Tarea asignada> Reproduzca textualmente el fragmento del texto sobre el Cardenal Mindszenty que va de "Recordemos algunos pasajes" a "pastoral del Prelado.".

Fragmento extraído>
"""

Testigo inquebrantable, “Tú serás el primero en ser mártir”
Publicado en web el 20 de Diciembre, 2009El siglo pasado inmediato registró pesadas y heroicas pruebas para la Iglesia Católica, tanto en América Latina como en Asia y Europa. Concretamente de entre las naciones entonces comunistas del Viejo Continente, surgió la figura ejemplar de un purpurado que soportó ignominias sin cuento.
Mons. Miguel Romano Gómez
Obispo Auxiliar de Guadalajara
El 8 de febrero de 1949, el régimen comunista húngaro condenaba a cadena perpetua al Cardenal Joseph Mindszenty, Arzobispo de Esztergom y Primado de Hungría, acusado de “alta traición, amenaza a la seguridad del Estado y tráfico de divisas”
La noble figura del Cardenal se caracterizó por rechazar cualquier forma de entendimiento con los comunistas.
Recordemos algunos pasajes de tan insigne sacerdote de Jesucristo: El Papa Pío XII lo agregó al Sacro Colegio Cardenalicio el 18 de febrero de 1946. En aquella fecha, en tono profético, así habló el Papa: “Tú serás el primero en sufrir el martirio, simbolizado por este color púrpura”.
Dos años después, en 1948, comienza su largo Via Crucis. Los comunistas expropian las escuelas, incluidas las católicas. La firme y pública oposición del Cardenal Mindszenty a dichas medidas lo convirtió en un blanco prioritario del régimen, que intentó, por todos los medios a su alcance, difamar la persona y la tarea pastoral del Prelado.

"""

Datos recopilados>

"""

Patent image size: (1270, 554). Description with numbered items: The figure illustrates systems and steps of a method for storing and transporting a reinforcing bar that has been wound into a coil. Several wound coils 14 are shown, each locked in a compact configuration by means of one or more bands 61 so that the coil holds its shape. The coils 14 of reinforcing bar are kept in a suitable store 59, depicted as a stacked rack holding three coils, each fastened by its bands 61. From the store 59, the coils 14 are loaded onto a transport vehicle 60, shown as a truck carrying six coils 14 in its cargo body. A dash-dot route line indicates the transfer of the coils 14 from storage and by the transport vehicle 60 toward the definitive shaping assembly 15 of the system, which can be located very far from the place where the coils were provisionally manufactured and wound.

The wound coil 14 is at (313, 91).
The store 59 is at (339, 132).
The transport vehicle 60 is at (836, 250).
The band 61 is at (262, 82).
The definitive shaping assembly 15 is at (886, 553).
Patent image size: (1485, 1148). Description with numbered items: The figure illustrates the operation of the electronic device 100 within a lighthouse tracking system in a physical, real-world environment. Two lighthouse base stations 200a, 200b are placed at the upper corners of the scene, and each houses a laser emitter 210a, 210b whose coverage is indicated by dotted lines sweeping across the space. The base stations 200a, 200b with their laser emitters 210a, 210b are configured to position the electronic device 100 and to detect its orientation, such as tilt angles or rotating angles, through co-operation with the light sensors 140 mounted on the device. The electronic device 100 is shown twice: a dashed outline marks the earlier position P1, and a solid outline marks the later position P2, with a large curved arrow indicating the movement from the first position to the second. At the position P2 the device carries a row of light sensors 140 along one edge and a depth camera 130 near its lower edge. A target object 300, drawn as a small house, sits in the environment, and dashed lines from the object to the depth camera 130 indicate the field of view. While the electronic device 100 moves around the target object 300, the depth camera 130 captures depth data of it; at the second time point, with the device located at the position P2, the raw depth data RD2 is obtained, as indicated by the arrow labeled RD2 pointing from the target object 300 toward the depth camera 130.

"""

Solución>
Recordemos algunos pasajes de tan insigne sacerdote de Jesucristo: El Papa Pío XII lo agregó al Sacro Colegio Cardenalicio el 18 de febrero de 1946. En aquella fecha, en tono profético, así habló el Papa: “Tú serás el primero en sufrir el martirio, simbolizado por este color púrpura”.
Dos años después, en 1948, comienza su largo Via Crucis. Los comunistas expropian las escuelas, incluidas las católicas. La firme y pública oposición del Cardenal Mindszenty a dichas medidas lo convirtió en un blanco prioritario del régimen, que intentó, por todos los medios a su alcance, difamar la persona y la tarea pastoral del Prelado.